### Records supplied
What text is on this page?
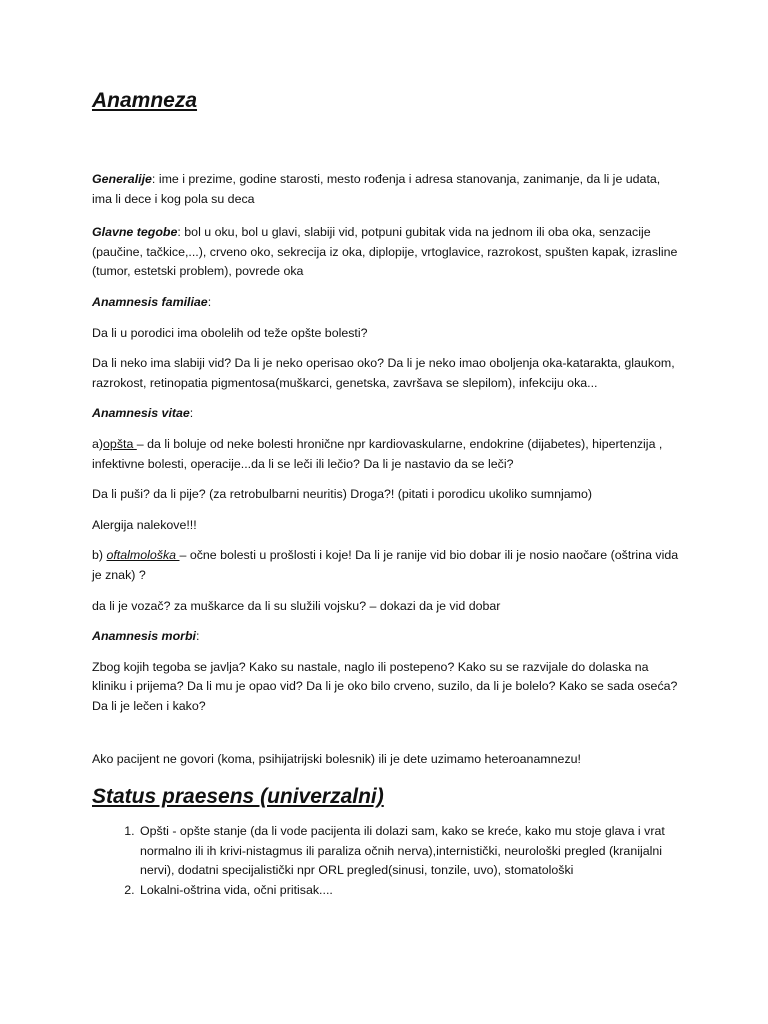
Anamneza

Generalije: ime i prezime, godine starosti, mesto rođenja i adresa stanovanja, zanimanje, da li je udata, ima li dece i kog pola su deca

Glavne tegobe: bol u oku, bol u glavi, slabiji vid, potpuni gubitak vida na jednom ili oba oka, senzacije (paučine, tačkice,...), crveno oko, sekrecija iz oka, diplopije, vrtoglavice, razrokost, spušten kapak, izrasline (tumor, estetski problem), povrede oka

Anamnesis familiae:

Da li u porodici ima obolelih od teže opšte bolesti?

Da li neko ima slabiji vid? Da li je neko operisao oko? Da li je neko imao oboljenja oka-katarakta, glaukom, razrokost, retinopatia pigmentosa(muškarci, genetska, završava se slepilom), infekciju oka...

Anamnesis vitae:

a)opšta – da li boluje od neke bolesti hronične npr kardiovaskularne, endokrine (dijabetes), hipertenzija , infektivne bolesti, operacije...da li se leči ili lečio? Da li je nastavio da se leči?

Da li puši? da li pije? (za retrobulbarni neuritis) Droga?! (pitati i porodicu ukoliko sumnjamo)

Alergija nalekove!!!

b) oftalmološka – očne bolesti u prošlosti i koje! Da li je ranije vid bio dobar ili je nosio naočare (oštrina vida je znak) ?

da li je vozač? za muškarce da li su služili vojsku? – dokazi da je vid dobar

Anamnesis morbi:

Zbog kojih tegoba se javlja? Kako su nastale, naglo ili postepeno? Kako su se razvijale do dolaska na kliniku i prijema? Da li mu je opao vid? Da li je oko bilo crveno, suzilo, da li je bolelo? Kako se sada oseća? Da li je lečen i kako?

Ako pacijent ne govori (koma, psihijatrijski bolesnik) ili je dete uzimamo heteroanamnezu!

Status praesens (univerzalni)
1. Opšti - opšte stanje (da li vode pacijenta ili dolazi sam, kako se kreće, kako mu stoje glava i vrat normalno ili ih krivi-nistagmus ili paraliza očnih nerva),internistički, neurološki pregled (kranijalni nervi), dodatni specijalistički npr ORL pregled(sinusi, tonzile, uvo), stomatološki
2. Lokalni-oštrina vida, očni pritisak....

--

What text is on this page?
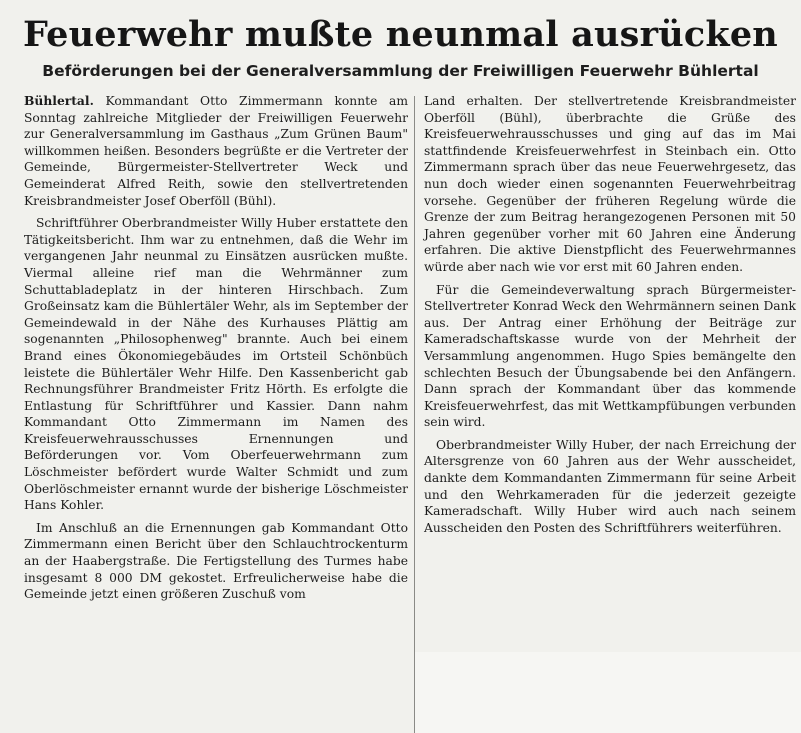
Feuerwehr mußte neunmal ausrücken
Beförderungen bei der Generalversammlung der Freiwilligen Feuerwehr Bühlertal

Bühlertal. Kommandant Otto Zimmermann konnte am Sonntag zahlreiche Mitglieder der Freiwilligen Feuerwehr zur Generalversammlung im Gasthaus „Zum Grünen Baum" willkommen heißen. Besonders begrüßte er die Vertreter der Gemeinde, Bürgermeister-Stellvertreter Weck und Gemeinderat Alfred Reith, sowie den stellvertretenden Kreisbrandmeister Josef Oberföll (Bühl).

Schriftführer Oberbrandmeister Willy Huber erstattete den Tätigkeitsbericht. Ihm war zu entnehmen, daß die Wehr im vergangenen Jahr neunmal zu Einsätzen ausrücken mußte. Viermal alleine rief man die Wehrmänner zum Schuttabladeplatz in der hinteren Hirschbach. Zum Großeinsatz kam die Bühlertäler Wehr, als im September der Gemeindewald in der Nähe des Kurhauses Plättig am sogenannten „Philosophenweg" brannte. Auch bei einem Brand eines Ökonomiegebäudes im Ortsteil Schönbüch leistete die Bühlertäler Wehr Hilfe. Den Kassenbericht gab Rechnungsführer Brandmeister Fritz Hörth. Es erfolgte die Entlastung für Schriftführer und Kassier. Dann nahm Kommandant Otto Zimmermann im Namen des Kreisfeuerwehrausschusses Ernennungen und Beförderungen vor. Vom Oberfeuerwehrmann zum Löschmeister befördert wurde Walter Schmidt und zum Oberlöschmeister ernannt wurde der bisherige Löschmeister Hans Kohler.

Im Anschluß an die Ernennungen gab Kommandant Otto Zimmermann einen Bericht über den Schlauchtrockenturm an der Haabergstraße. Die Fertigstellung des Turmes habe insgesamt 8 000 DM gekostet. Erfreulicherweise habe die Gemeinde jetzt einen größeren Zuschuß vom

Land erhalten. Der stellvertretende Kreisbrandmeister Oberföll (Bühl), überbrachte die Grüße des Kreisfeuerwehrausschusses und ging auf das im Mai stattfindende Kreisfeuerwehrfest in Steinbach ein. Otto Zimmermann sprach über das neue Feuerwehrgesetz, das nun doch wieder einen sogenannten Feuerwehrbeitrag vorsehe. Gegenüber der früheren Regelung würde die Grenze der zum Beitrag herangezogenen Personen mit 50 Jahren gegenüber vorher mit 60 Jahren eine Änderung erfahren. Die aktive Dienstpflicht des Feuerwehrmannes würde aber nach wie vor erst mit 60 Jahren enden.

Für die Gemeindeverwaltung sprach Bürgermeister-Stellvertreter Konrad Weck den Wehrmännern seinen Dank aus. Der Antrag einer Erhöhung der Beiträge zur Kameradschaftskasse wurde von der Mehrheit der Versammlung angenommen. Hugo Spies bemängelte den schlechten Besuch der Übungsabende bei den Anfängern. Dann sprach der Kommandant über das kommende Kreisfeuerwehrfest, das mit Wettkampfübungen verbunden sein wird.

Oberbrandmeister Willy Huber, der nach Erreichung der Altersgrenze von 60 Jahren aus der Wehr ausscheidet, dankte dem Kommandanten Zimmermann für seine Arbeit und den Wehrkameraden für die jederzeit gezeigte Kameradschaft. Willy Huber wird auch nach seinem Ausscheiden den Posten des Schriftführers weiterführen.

### Aim of the task
Return all lines from the data that include the string "bolesti".

### Response for this exercise
Da li u porodici ima obolelih od teže opšte bolesti?
a)opšta – da li boluje od neke bolesti hronične npr kardiovaskularne, endokrine (dijabetes), hipertenzija , infektivne bolesti, operacije...da li se leči ili lečio? Da li je nastavio da se leči?
b) oftalmološka – očne bolesti u prošlosti i koje! Da li je ranije vid bio dobar ili je nosio naočare (oštrina vida je znak) ?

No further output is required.